_WHAT THE EXERCISE ASKS_:
Within the data below, find the string "Applied" and return each line where it occurs.

_SUPPLIED MATERIAL_:
□ □ □ □ □ □ □

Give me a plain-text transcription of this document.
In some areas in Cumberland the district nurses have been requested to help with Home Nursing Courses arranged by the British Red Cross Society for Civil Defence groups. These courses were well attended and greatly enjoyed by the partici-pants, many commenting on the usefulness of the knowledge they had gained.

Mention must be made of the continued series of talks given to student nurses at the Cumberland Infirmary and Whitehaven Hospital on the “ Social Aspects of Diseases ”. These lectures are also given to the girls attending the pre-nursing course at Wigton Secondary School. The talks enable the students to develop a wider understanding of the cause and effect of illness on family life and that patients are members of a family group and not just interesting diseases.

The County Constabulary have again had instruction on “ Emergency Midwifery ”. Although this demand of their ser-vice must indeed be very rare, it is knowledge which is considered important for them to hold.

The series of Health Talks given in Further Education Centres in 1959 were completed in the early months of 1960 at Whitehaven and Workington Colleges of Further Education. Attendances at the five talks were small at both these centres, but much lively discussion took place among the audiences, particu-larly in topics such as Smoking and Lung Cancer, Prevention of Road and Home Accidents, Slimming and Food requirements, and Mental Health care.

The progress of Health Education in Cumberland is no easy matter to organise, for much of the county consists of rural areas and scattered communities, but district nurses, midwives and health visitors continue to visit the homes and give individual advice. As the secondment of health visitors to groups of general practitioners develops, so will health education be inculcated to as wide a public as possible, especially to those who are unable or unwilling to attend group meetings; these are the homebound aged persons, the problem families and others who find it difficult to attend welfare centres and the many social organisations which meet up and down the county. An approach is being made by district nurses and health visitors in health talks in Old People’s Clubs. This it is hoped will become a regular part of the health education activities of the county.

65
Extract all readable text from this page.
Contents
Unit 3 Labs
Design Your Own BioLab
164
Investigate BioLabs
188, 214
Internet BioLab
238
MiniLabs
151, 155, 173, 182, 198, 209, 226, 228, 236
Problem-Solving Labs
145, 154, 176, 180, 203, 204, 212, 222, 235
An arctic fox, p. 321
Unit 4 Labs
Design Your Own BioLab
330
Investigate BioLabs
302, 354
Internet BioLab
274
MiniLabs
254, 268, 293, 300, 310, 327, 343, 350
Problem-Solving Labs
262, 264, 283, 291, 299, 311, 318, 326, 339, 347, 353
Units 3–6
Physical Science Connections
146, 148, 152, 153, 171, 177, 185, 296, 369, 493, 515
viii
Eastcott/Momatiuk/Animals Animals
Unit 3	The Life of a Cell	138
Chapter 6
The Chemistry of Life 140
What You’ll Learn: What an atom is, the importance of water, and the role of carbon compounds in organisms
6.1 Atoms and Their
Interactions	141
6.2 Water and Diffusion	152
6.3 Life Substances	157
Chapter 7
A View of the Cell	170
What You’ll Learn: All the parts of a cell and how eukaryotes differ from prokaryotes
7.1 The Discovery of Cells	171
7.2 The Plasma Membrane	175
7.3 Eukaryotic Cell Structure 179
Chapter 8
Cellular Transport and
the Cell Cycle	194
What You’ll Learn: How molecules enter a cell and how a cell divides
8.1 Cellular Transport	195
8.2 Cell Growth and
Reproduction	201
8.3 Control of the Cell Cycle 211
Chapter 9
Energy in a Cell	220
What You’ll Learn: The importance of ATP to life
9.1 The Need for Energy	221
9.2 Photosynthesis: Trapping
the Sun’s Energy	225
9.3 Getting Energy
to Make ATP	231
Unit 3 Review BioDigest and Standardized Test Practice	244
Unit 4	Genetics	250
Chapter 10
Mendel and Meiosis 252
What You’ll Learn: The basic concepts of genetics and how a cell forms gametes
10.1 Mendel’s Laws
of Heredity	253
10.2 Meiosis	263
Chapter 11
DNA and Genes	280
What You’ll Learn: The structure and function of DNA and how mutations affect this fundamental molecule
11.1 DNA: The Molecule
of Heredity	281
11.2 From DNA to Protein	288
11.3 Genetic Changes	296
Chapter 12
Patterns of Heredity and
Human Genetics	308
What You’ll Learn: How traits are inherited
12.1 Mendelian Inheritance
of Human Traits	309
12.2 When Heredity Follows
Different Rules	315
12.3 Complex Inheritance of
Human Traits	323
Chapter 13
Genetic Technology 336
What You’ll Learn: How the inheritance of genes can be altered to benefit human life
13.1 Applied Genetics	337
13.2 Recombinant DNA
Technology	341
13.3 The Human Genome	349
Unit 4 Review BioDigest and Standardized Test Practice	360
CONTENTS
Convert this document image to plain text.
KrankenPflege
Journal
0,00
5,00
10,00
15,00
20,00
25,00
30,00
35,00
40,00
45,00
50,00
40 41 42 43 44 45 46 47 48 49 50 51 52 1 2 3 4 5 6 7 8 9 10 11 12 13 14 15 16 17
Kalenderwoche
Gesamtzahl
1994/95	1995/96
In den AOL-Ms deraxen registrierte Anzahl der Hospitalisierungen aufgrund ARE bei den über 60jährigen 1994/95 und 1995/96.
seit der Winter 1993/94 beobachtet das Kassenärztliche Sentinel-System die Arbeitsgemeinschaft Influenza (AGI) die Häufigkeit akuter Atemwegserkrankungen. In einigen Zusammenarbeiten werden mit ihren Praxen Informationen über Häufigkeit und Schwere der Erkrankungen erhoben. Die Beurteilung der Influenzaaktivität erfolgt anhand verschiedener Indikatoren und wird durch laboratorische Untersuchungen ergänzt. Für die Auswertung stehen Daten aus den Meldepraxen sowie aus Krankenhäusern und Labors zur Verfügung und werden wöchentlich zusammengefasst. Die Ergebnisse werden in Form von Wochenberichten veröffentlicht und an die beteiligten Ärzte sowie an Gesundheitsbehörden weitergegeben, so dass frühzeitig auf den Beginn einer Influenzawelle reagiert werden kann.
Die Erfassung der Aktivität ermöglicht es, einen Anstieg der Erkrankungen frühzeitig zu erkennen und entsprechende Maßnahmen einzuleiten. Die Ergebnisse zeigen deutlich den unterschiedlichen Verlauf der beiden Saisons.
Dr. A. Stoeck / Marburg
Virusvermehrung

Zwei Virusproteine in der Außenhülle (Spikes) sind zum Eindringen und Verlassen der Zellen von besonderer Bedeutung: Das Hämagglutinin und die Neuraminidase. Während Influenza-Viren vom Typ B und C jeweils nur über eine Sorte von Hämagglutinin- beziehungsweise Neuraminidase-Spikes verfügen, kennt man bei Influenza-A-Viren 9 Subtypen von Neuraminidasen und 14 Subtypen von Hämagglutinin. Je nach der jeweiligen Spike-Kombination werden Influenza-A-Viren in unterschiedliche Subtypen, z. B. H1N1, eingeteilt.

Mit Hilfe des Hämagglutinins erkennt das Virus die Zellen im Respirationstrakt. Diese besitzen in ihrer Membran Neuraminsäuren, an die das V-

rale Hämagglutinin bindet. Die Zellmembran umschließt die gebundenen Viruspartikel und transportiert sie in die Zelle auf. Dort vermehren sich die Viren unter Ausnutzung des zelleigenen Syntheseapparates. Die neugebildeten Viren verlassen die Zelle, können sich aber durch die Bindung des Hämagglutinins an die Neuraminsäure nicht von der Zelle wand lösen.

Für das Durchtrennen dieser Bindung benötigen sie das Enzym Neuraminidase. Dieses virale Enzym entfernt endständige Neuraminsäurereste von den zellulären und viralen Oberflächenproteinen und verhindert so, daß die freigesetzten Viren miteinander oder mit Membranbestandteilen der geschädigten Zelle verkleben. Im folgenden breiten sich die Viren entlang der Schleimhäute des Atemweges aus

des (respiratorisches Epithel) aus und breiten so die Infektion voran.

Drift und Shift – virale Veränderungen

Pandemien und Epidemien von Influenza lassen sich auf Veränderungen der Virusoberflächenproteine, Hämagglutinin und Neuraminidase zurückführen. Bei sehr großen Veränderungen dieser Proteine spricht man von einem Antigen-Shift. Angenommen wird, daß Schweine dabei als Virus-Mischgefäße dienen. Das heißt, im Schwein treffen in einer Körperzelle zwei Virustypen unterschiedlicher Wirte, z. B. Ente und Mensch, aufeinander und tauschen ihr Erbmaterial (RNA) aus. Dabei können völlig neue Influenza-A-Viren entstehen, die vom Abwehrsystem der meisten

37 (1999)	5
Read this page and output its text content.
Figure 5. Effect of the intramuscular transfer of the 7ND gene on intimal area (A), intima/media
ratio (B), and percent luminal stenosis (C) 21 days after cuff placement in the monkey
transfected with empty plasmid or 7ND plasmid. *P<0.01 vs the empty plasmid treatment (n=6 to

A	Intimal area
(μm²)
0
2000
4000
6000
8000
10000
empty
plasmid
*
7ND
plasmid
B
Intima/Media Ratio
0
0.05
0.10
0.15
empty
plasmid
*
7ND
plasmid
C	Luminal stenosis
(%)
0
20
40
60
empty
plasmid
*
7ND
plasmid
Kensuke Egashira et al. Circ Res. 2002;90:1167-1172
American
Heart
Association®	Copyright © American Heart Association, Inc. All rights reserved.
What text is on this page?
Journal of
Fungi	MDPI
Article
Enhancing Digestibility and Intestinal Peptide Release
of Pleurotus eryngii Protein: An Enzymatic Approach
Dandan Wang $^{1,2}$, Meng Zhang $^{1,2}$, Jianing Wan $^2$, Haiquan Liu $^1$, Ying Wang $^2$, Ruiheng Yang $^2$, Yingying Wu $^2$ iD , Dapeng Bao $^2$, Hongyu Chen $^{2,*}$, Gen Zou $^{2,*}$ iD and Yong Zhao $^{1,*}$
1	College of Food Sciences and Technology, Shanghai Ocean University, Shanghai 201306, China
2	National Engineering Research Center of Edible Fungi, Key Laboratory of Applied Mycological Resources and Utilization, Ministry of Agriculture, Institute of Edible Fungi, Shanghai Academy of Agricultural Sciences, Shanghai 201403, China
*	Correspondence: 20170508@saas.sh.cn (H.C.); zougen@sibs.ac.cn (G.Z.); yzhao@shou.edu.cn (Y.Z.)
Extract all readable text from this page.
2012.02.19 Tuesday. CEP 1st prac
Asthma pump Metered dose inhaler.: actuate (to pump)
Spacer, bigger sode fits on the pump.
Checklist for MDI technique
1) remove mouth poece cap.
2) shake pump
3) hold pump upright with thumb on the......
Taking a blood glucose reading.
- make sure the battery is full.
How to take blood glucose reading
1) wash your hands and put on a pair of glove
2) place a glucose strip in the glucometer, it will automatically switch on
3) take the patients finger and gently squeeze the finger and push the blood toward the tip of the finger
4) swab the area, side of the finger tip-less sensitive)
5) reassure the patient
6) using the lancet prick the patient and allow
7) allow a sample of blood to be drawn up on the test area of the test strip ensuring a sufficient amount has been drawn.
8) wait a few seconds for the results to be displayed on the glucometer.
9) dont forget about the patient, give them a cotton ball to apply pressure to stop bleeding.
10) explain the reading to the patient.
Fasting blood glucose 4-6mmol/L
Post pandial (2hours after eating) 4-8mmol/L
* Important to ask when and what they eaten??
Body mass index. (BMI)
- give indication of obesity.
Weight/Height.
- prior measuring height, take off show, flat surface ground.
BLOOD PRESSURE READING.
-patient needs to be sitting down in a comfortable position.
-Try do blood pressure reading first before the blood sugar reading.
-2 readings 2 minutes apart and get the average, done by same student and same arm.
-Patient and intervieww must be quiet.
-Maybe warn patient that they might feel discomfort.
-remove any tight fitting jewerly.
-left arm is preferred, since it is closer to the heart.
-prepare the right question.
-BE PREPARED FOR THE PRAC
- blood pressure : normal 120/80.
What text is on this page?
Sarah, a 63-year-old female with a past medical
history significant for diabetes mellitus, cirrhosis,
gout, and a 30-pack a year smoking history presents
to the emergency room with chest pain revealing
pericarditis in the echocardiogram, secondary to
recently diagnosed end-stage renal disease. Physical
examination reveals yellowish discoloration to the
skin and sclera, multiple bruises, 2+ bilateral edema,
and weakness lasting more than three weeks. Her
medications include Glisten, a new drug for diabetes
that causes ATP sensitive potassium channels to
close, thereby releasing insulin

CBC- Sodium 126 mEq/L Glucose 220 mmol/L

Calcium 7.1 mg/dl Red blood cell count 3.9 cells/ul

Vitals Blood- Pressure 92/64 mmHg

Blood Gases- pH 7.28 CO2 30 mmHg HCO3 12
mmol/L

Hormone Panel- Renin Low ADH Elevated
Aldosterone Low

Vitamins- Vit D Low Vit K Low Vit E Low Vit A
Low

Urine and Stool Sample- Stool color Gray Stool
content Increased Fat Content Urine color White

□ □ □ □ □ □ □

_WRITTEN REPLY_:
13.1 Applied Genetics	337
2	National Engineering Research Center of Edible Fungi, Key Laboratory of Applied Mycological Resources and Utilization, Ministry of Agriculture, Institute of Edible Fungi, Shanghai Academy of Agricultural Sciences, Shanghai 201403, China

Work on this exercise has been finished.